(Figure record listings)
+---+
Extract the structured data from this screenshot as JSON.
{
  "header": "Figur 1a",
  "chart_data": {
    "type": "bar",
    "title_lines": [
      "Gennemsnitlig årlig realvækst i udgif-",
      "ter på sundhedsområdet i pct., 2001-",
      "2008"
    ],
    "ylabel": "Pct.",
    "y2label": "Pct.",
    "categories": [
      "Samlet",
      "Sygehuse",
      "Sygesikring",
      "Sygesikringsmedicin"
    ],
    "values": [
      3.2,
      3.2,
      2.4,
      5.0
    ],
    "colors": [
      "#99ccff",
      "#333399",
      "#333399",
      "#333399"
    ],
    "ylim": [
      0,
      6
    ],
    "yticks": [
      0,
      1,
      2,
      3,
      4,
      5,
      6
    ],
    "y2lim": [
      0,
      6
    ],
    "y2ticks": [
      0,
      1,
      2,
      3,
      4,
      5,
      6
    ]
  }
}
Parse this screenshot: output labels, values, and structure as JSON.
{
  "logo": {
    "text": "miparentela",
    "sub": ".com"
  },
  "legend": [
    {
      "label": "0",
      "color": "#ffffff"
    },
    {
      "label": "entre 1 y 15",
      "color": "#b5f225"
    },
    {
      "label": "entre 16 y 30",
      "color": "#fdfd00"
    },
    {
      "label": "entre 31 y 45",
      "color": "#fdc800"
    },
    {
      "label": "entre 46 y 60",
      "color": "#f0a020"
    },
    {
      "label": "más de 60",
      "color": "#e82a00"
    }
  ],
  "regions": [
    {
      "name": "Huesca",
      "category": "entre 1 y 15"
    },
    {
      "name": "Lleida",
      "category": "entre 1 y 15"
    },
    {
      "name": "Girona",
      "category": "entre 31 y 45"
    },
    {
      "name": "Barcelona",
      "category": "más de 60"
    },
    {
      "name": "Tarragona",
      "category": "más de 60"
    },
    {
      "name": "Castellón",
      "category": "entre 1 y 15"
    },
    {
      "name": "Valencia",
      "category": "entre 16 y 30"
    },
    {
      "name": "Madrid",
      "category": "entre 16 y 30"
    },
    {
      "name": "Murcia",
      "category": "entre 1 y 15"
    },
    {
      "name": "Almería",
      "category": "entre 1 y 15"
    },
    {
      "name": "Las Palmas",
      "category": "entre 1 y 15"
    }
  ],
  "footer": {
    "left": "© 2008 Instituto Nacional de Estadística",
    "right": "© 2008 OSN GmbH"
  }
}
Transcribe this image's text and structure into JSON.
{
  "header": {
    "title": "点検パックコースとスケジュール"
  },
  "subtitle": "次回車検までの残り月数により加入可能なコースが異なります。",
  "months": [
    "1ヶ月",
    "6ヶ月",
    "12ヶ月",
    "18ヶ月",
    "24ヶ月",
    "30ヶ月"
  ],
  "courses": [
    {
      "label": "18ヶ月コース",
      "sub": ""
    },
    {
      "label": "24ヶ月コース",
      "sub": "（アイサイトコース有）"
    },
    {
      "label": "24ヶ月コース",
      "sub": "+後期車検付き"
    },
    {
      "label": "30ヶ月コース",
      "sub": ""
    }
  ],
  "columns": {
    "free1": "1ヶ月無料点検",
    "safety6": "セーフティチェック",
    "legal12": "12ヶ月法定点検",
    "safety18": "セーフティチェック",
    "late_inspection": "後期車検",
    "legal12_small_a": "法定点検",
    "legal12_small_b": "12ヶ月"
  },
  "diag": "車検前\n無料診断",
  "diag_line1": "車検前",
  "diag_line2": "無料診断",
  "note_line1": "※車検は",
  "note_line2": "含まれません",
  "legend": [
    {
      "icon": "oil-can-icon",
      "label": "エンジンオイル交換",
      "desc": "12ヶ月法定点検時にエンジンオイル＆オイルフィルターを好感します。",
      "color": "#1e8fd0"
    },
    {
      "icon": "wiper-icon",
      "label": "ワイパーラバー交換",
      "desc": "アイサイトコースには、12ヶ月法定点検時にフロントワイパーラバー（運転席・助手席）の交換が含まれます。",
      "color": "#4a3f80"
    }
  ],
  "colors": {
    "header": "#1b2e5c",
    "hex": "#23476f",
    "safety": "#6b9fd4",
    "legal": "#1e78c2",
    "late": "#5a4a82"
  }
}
+---+
▸ TASK TO CARRY OUT
Print every entry exactly as it appears.

▸ TASK RESULT
Extract the structured data from this screenshot as JSON.
{
  "header": "Figur 1a",
  "chart_data": {
    "type": "bar",
    "title_lines": [
      "Gennemsnitlig årlig realvækst i udgif-",
      "ter på sundhedsområdet i pct., 2001-",
      "2008"
    ],
    "ylabel": "Pct.",
    "y2label": "Pct.",
    "categories": [
      "Samlet",
      "Sygehuse",
      "Sygesikring",
      "Sygesikringsmedicin"
    ],
    "values": [
      3.2,
      3.2,
      2.4,
      5.0
    ],
    "colors": [
      "#99ccff",
      "#333399",
      "#333399",
      "#333399"
    ],
    "ylim": [
      0,
      6
    ],
    "yticks": [
      0,
      1,
      2,
      3,
      4,
      5,
      6
    ],
    "y2lim": [
      0,
      6
    ],
    "y2ticks": [
      0,
      1,
      2,
      3,
      4,
      5,
      6
    ]
  }
}
Parse this screenshot: output labels, values, and structure as JSON.
{
  "logo": {
    "text": "miparentela",
    "sub": ".com"
  },
  "legend": [
    {
      "label": "0",
      "color": "#ffffff"
    },
    {
      "label": "entre 1 y 15",
      "color": "#b5f225"
    },
    {
      "label": "entre 16 y 30",
      "color": "#fdfd00"
    },
    {
      "label": "entre 31 y 45",
      "color": "#fdc800"
    },
    {
      "label": "entre 46 y 60",
      "color": "#f0a020"
    },
    {
      "label": "más de 60",
      "color": "#e82a00"
    }
  ],
  "regions": [
    {
      "name": "Huesca",
      "category": "entre 1 y 15"
    },
    {
      "name": "Lleida",
      "category": "entre 1 y 15"
    },
    {
      "name": "Girona",
      "category": "entre 31 y 45"
    },
    {
      "name": "Barcelona",
      "category": "más de 60"
    },
    {
      "name": "Tarragona",
      "category": "más de 60"
    },
    {
      "name": "Castellón",
      "category": "entre 1 y 15"
    },
    {
      "name": "Valencia",
      "category": "entre 16 y 30"
    },
    {
      "name": "Madrid",
      "category": "entre 16 y 30"
    },
    {
      "name": "Murcia",
      "category": "entre 1 y 15"
    },
    {
      "name": "Almería",
      "category": "entre 1 y 15"
    },
    {
      "name": "Las Palmas",
      "category": "entre 1 y 15"
    }
  ],
  "footer": {
    "left": "© 2008 Instituto Nacional de Estadística",
    "right": "© 2008 OSN GmbH"
  }
}
Transcribe this image's text and structure into JSON.
{
  "header": {
    "title": "点検パックコースとスケジュール"
  },
  "subtitle": "次回車検までの残り月数により加入可能なコースが異なります。",
  "months": [
    "1ヶ月",
    "6ヶ月",
    "12ヶ月",
    "18ヶ月",
    "24ヶ月",
    "30ヶ月"
  ],
  "courses": [
    {
      "label": "18ヶ月コース",
      "sub": ""
    },
    {
      "label": "24ヶ月コース",
      "sub": "（アイサイトコース有）"
    },
    {
      "label": "24ヶ月コース",
      "sub": "+後期車検付き"
    },
    {
      "label": "30ヶ月コース",
      "sub": ""
    }
  ],
  "columns": {
    "free1": "1ヶ月無料点検",
    "safety6": "セーフティチェック",
    "legal12": "12ヶ月法定点検",
    "safety18": "セーフティチェック",
    "late_inspection": "後期車検",
    "legal12_small_a": "法定点検",
    "legal12_small_b": "12ヶ月"
  },
  "diag": "車検前\n無料診断",
  "diag_line1": "車検前",
  "diag_line2": "無料診断",
  "note_line1": "※車検は",
  "note_line2": "含まれません",
  "legend": [
    {
      "icon": "oil-can-icon",
      "label": "エンジンオイル交換",
      "desc": "12ヶ月法定点検時にエンジンオイル＆オイルフィルターを好感します。",
      "color": "#1e8fd0"
    },
    {
      "icon": "wiper-icon",
      "label": "ワイパーラバー交換",
      "desc": "アイサイトコースには、12ヶ月法定点検時にフロントワイパーラバー（運転席・助手席）の交換が含まれます。",
      "color": "#4a3f80"
    }
  ],
  "colors": {
    "header": "#1b2e5c",
    "hex": "#23476f",
    "safety": "#6b9fd4",
    "legal": "#1e78c2",
    "late": "#5a4a82"
  }
}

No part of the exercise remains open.